Retype each record shown below, leaving every character as it is.
⁂
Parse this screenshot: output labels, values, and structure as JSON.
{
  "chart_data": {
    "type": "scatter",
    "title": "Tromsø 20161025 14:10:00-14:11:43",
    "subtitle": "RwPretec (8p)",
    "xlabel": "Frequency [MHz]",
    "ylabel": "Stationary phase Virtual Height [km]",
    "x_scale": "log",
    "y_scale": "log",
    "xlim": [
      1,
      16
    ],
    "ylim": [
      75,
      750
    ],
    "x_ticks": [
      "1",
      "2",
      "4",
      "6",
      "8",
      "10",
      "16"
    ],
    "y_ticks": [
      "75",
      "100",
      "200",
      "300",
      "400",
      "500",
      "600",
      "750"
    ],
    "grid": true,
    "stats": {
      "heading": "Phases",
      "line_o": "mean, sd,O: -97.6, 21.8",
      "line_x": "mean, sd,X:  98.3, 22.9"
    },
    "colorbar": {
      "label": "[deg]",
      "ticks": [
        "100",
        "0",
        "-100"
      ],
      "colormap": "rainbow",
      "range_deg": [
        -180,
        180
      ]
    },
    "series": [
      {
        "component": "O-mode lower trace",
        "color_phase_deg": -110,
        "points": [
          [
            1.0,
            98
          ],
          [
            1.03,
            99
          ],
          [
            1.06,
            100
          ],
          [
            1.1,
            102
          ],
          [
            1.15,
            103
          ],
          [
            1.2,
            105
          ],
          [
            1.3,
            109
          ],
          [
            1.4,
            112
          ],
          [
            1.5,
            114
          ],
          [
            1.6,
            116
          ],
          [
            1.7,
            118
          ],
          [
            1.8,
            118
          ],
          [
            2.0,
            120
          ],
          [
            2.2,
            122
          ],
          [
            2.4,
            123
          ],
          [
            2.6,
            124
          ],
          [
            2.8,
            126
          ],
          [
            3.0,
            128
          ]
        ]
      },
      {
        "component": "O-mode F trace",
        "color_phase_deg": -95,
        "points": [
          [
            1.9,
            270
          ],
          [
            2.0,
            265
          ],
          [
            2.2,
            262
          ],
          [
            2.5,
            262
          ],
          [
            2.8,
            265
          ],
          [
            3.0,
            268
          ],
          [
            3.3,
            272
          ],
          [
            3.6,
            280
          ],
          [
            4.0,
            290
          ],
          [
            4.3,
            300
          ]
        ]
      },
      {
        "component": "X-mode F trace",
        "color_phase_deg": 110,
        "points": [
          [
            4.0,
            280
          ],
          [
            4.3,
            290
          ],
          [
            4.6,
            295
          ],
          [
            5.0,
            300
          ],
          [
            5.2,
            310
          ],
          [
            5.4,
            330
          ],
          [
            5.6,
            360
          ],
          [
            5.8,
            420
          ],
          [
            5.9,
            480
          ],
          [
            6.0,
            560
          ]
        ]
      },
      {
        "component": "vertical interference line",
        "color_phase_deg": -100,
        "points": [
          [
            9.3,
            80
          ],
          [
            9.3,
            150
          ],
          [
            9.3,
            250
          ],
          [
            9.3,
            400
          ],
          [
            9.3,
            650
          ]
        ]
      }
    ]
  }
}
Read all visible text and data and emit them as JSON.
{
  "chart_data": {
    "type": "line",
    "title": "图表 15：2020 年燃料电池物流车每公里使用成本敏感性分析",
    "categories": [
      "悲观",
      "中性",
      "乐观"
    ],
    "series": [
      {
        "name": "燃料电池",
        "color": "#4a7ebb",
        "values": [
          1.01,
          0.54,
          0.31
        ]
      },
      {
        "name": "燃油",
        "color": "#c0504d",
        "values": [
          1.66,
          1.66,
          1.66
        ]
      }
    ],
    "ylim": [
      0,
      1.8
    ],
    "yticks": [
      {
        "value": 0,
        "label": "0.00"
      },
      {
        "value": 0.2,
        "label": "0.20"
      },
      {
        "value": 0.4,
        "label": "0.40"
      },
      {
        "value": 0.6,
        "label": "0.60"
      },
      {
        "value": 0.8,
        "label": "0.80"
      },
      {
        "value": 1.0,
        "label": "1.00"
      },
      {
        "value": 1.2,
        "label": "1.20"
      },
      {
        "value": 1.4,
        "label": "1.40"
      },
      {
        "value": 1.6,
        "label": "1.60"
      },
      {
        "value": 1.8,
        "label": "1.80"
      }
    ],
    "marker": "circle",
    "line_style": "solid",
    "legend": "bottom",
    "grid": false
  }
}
⁂
*Written response:*
Parse this screenshot: output labels, values, and structure as JSON.
{
  "chart_data": {
    "type": "scatter",
    "title": "Tromsø 20161025 14:10:00-14:11:43",
    "subtitle": "RwPretec (8p)",
    "xlabel": "Frequency [MHz]",
    "ylabel": "Stationary phase Virtual Height [km]",
    "x_scale": "log",
    "y_scale": "log",
    "xlim": [
      1,
      16
    ],
    "ylim": [
      75,
      750
    ],
    "x_ticks": [
      "1",
      "2",
      "4",
      "6",
      "8",
      "10",
      "16"
    ],
    "y_ticks": [
      "75",
      "100",
      "200",
      "300",
      "400",
      "500",
      "600",
      "750"
    ],
    "grid": true,
    "stats": {
      "heading": "Phases",
      "line_o": "mean, sd,O: -97.6, 21.8",
      "line_x": "mean, sd,X:  98.3, 22.9"
    },
    "colorbar": {
      "label": "[deg]",
      "ticks": [
        "100",
        "0",
        "-100"
      ],
      "colormap": "rainbow",
      "range_deg": [
        -180,
        180
      ]
    },
    "series": [
      {
        "component": "O-mode lower trace",
        "color_phase_deg": -110,
        "points": [
          [
            1.0,
            98
          ],
          [
            1.03,
            99
          ],
          [
            1.06,
            100
          ],
          [
            1.1,
            102
          ],
          [
            1.15,
            103
          ],
          [
            1.2,
            105
          ],
          [
            1.3,
            109
          ],
          [
            1.4,
            112
          ],
          [
            1.5,
            114
          ],
          [
            1.6,
            116
          ],
          [
            1.7,
            118
          ],
          [
            1.8,
            118
          ],
          [
            2.0,
            120
          ],
          [
            2.2,
            122
          ],
          [
            2.4,
            123
          ],
          [
            2.6,
            124
          ],
          [
            2.8,
            126
          ],
          [
            3.0,
            128
          ]
        ]
      },
      {
        "component": "O-mode F trace",
        "color_phase_deg": -95,
        "points": [
          [
            1.9,
            270
          ],
          [
            2.0,
            265
          ],
          [
            2.2,
            262
          ],
          [
            2.5,
            262
          ],
          [
            2.8,
            265
          ],
          [
            3.0,
            268
          ],
          [
            3.3,
            272
          ],
          [
            3.6,
            280
          ],
          [
            4.0,
            290
          ],
          [
            4.3,
            300
          ]
        ]
      },
      {
        "component": "X-mode F trace",
        "color_phase_deg": 110,
        "points": [
          [
            4.0,
            280
          ],
          [
            4.3,
            290
          ],
          [
            4.6,
            295
          ],
          [
            5.0,
            300
          ],
          [
            5.2,
            310
          ],
          [
            5.4,
            330
          ],
          [
            5.6,
            360
          ],
          [
            5.8,
            420
          ],
          [
            5.9,
            480
          ],
          [
            6.0,
            560
          ]
        ]
      },
      {
        "component": "vertical interference line",
        "color_phase_deg": -100,
        "points": [
          [
            9.3,
            80
          ],
          [
            9.3,
            150
          ],
          [
            9.3,
            250
          ],
          [
            9.3,
            400
          ],
          [
            9.3,
            650
          ]
        ]
      }
    ]
  }
}
Read all visible text and data and emit them as JSON.
{
  "chart_data": {
    "type": "line",
    "title": "图表 15：2020 年燃料电池物流车每公里使用成本敏感性分析",
    "categories": [
      "悲观",
      "中性",
      "乐观"
    ],
    "series": [
      {
        "name": "燃料电池",
        "color": "#4a7ebb",
        "values": [
          1.01,
          0.54,
          0.31
        ]
      },
      {
        "name": "燃油",
        "color": "#c0504d",
        "values": [
          1.66,
          1.66,
          1.66
        ]
      }
    ],
    "ylim": [
      0,
      1.8
    ],
    "yticks": [
      {
        "value": 0,
        "label": "0.00"
      },
      {
        "value": 0.2,
        "label": "0.20"
      },
      {
        "value": 0.4,
        "label": "0.40"
      },
      {
        "value": 0.6,
        "label": "0.60"
      },
      {
        "value": 0.8,
        "label": "0.80"
      },
      {
        "value": 1.0,
        "label": "1.00"
      },
      {
        "value": 1.2,
        "label": "1.20"
      },
      {
        "value": 1.4,
        "label": "1.40"
      },
      {
        "value": 1.6,
        "label": "1.60"
      },
      {
        "value": 1.8,
        "label": "1.80"
      }
    ],
    "marker": "circle",
    "line_style": "solid",
    "legend": "bottom",
    "grid": false
  }
}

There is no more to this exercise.